[Description of the task]: Search the records for the word "asphalt" and report each line that has it.

## Start Information supplied

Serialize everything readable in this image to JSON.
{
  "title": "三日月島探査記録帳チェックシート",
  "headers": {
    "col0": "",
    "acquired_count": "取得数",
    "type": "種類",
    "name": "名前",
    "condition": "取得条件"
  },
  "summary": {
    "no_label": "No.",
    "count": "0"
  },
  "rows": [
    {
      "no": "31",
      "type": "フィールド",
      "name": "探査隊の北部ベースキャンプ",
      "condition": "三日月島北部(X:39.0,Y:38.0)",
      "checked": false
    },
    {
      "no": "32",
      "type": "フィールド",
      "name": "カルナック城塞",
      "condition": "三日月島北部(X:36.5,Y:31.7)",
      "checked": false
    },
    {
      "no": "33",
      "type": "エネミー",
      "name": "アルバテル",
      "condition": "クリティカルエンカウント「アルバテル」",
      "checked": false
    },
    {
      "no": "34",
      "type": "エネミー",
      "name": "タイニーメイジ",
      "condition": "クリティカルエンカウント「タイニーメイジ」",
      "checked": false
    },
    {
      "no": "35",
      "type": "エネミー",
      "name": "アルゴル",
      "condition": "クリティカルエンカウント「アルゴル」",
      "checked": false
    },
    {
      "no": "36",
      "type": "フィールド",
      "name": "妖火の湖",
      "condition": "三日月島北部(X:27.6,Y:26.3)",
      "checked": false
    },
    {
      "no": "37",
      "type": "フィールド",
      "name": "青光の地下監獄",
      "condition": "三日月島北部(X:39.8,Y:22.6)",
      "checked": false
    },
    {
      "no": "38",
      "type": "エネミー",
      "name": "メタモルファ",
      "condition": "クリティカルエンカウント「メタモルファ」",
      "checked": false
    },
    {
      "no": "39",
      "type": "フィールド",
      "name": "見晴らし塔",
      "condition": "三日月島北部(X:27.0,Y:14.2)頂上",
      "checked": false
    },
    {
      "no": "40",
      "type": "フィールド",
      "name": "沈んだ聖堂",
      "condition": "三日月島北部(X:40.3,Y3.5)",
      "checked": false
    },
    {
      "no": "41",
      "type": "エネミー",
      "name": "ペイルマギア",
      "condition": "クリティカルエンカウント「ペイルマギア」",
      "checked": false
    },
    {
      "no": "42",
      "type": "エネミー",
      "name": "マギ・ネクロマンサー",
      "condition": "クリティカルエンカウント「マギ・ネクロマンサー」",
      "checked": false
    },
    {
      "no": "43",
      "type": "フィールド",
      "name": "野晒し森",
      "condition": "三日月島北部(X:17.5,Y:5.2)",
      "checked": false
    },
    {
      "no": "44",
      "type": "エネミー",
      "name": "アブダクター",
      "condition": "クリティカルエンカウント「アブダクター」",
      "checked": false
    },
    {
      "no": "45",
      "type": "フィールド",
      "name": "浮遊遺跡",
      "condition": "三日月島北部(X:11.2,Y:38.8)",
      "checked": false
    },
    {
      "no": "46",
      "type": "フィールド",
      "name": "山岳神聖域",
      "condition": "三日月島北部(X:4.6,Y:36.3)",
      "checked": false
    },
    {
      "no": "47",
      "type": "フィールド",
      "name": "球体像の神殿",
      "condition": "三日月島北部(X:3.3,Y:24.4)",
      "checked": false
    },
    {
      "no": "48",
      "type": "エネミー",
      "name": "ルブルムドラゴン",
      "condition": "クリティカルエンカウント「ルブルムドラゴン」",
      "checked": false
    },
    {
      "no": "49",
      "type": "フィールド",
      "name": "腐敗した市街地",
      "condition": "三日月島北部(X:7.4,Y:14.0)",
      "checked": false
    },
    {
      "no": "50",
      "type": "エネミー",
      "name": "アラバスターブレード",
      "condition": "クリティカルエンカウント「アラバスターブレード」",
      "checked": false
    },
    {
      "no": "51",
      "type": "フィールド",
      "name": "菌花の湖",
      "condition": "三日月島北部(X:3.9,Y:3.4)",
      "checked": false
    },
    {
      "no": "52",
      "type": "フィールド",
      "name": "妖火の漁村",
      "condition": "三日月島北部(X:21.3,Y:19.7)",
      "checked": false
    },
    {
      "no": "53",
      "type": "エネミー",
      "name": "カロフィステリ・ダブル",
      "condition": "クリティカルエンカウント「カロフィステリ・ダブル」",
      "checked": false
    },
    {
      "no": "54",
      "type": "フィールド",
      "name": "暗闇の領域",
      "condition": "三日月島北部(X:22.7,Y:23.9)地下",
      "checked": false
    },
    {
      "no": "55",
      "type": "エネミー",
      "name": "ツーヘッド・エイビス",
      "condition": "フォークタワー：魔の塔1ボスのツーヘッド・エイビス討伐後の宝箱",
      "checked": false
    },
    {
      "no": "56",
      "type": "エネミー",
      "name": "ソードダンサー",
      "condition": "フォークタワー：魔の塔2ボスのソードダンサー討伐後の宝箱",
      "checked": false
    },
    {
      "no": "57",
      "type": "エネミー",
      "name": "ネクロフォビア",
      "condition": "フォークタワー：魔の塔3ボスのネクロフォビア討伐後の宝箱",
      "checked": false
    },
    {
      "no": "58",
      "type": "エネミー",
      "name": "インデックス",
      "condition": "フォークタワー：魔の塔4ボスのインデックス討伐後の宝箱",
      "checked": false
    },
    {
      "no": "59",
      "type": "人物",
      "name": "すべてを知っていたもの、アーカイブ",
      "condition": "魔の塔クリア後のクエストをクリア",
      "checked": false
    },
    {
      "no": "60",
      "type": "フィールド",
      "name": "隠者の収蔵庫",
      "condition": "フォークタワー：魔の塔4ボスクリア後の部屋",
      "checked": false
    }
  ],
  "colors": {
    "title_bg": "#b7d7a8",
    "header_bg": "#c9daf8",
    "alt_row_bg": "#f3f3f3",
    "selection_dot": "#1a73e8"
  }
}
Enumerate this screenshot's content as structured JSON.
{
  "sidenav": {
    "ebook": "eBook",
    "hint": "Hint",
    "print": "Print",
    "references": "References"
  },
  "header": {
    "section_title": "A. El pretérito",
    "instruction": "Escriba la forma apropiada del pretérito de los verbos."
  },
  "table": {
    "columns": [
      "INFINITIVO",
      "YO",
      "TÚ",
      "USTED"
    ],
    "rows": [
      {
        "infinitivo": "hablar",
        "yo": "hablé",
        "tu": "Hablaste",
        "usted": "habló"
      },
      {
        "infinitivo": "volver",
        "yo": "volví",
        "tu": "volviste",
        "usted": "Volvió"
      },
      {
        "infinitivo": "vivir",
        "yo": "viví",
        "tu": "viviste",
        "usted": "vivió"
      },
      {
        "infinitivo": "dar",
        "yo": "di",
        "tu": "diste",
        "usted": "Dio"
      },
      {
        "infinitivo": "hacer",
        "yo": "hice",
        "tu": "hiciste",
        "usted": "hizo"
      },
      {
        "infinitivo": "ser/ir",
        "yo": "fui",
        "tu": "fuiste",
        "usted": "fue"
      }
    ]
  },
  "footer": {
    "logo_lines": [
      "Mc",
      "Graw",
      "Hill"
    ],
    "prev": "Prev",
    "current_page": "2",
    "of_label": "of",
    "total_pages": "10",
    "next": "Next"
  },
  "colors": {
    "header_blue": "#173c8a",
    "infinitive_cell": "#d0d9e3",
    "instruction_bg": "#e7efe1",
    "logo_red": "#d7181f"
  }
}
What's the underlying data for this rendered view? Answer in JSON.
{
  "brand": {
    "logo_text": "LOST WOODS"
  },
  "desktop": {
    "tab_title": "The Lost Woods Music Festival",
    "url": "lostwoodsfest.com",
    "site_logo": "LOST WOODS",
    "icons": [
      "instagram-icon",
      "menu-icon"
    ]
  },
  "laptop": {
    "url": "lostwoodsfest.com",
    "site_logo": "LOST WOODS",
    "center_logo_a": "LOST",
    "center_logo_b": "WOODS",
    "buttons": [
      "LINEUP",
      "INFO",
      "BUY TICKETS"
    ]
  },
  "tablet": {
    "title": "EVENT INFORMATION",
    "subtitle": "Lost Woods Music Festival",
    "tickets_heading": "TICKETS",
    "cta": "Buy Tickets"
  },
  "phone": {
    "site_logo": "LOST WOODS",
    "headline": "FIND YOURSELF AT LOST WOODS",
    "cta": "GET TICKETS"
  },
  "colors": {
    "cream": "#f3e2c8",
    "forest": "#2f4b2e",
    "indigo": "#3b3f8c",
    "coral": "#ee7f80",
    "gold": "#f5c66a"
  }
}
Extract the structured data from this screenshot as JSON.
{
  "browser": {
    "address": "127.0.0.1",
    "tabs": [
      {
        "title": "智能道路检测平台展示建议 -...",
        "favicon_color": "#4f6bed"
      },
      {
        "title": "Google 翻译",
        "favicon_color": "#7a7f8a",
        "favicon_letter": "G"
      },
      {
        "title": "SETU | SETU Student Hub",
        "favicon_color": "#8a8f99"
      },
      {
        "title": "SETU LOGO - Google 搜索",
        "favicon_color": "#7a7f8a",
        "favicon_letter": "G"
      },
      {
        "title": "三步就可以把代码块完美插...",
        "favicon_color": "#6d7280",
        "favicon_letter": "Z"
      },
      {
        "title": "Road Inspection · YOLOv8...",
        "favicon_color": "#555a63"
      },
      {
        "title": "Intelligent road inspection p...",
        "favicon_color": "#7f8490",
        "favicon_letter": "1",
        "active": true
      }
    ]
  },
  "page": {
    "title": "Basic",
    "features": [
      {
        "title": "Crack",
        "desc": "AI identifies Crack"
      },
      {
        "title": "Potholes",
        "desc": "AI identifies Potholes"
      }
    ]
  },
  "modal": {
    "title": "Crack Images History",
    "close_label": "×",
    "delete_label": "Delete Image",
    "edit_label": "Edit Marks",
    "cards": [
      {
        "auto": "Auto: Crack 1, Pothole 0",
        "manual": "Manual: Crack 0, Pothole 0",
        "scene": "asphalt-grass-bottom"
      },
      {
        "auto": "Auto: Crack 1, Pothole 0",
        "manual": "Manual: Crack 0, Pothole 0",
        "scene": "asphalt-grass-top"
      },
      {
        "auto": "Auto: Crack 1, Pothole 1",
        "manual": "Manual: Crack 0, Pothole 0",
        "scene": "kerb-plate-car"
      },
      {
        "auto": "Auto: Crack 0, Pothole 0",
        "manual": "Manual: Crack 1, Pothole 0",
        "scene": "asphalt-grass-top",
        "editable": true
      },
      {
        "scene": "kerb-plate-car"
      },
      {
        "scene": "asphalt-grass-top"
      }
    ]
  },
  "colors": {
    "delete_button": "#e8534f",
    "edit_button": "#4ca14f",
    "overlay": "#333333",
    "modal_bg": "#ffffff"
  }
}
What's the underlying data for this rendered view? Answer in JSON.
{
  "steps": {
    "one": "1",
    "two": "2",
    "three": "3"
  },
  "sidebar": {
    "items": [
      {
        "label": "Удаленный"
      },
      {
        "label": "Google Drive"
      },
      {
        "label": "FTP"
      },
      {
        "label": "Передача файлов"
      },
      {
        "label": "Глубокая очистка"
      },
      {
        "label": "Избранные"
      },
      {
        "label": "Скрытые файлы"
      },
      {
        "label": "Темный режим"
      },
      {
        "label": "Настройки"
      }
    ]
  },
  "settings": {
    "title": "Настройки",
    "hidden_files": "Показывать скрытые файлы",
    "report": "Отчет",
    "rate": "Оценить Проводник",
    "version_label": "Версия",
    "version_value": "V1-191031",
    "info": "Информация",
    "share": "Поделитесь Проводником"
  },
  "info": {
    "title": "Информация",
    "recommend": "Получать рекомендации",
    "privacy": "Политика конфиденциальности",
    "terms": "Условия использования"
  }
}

## End Information supplied

[Reply]:
        "scene": "asphalt-grass-bottom"
        "scene": "asphalt-grass-top"
        "scene": "asphalt-grass-top",
        "scene": "asphalt-grass-top"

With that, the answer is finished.